### Entries taken from a collection
########################################

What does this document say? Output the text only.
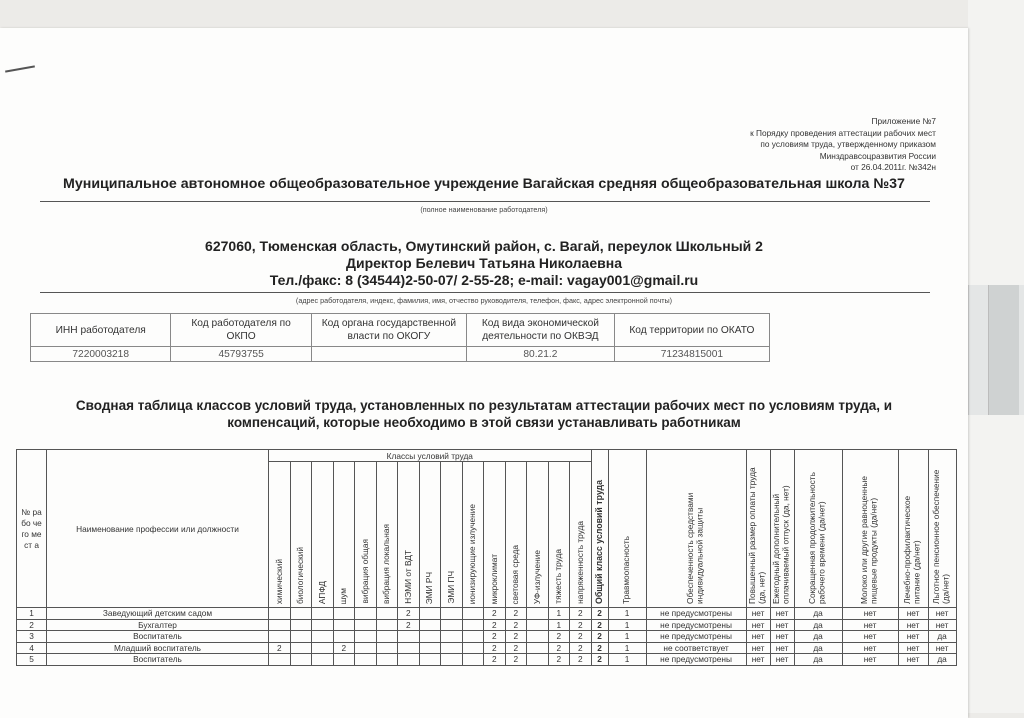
Приложение №7
к Порядку проведения аттестации рабочих мест
по условиям труда, утвержденному приказом
Минздравсоцразвития России
от 26.04.2011г. №342н
Муниципальное автономное общеобразовательное учреждение Вагайская средняя общеобразовательная школа №37
(полное наименование работодателя)
627060, Тюменская область, Омутинский район, с. Вагай, переулок Школьный 2
Директор Белевич Татьяна Николаевна
Тел./факс: 8 (34544)2-50-07/ 2-55-28; e-mail: vagay001@gmail.ru
(адрес работодателя, индекс, фамилия, имя, отчество руководителя, телефон, факс, адрес электронной почты)
ИНН работодателя	Код работодателя по ОКПО	Код органа государственной власти по ОКОГУ	Код вида экономической деятельности по ОКВЭД	Код территории по ОКАТО
7220003218	45793755		80.21.2	71234815001
Сводная таблица классов условий труда, установленных по результатам аттестации рабочих мест по условиям труда, и
компенсаций, которые необходимо в этой связи устанавливать работникам
№ рабо чего мест а	Наименование профессии или должности	Классы условий труда															Общий класс условий труда	Травмоопасность	Обеспеченность средствами индивидуальной защиты	Повышенный размер оплаты труда (да, нет)	Ежегодный дополнительный оплачиваемый отпуск (да, нет)	Сокращенная продолжительность рабочего времени (да/нет)	Молоко или другие равноценные пищевые продукты (да/нет)	Лечебно-профилактическое питание (да/нет)	Льготное пенсионное обеспечение (да/нет)

		химический	биологический	АПФД	шум	вибрация общая	вибрация локальная	НЭМИ от ВДТ	ЭМИ РЧ	ЭМИ ПЧ	ионизирующие излучение	микроклимат	световая среда	УФ-излучение	тяжесть труда	напряженность труда									

1	Заведующий детским садом							2				2	2		1	2	2	1	не предусмотрены	нет	нет	да	нет	нет	нет
2	Бухгалтер							2				2	2		1	2	2	1	не предусмотрены	нет	нет	да	нет	нет	нет
3	Воспитатель											2	2		2	2	2	1	не предусмотрены	нет	нет	да	нет	нет	да
4	Младший воспитатель	2			2							2	2		2	2	2	1	не соответствует	нет	нет	да	нет	нет	нет
5	Воспитатель											2	2		2	2	2	1	не предусмотрены	нет	нет	да	нет	нет	да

########################################

### TASK TO CARRY OUT
Reproduce the material above in full, exactly, with no images.

### ANSWER TO THIS TASK
What does this document say? Output the text only.
Приложение №7
к Порядку проведения аттестации рабочих мест
по условиям труда, утвержденному приказом
Минздравсоцразвития России
от 26.04.2011г. №342н
Муниципальное автономное общеобразовательное учреждение Вагайская средняя общеобразовательная школа №37
(полное наименование работодателя)
627060, Тюменская область, Омутинский район, с. Вагай, переулок Школьный 2
Директор Белевич Татьяна Николаевна
Тел./факс: 8 (34544)2-50-07/ 2-55-28; e-mail: vagay001@gmail.ru
(адрес работодателя, индекс, фамилия, имя, отчество руководителя, телефон, факс, адрес электронной почты)
ИНН работодателя	Код работодателя по ОКПО	Код органа государственной власти по ОКОГУ	Код вида экономической деятельности по ОКВЭД	Код территории по ОКАТО
7220003218	45793755		80.21.2	71234815001
Сводная таблица классов условий труда, установленных по результатам аттестации рабочих мест по условиям труда, и
компенсаций, которые необходимо в этой связи устанавливать работникам
№ рабо чего мест а	Наименование профессии или должности	Классы условий труда															Общий класс условий труда	Травмоопасность	Обеспеченность средствами индивидуальной защиты	Повышенный размер оплаты труда (да, нет)	Ежегодный дополнительный оплачиваемый отпуск (да, нет)	Сокращенная продолжительность рабочего времени (да/нет)	Молоко или другие равноценные пищевые продукты (да/нет)	Лечебно-профилактическое питание (да/нет)	Льготное пенсионное обеспечение (да/нет)

		химический	биологический	АПФД	шум	вибрация общая	вибрация локальная	НЭМИ от ВДТ	ЭМИ РЧ	ЭМИ ПЧ	ионизирующие излучение	микроклимат	световая среда	УФ-излучение	тяжесть труда	напряженность труда									

1	Заведующий детским садом							2				2	2		1	2	2	1	не предусмотрены	нет	нет	да	нет	нет	нет
2	Бухгалтер							2				2	2		1	2	2	1	не предусмотрены	нет	нет	да	нет	нет	нет
3	Воспитатель											2	2		2	2	2	1	не предусмотрены	нет	нет	да	нет	нет	да
4	Младший воспитатель	2			2							2	2		2	2	2	1	не соответствует	нет	нет	да	нет	нет	нет
5	Воспитатель											2	2		2	2	2	1	не предусмотрены	нет	нет	да	нет	нет	да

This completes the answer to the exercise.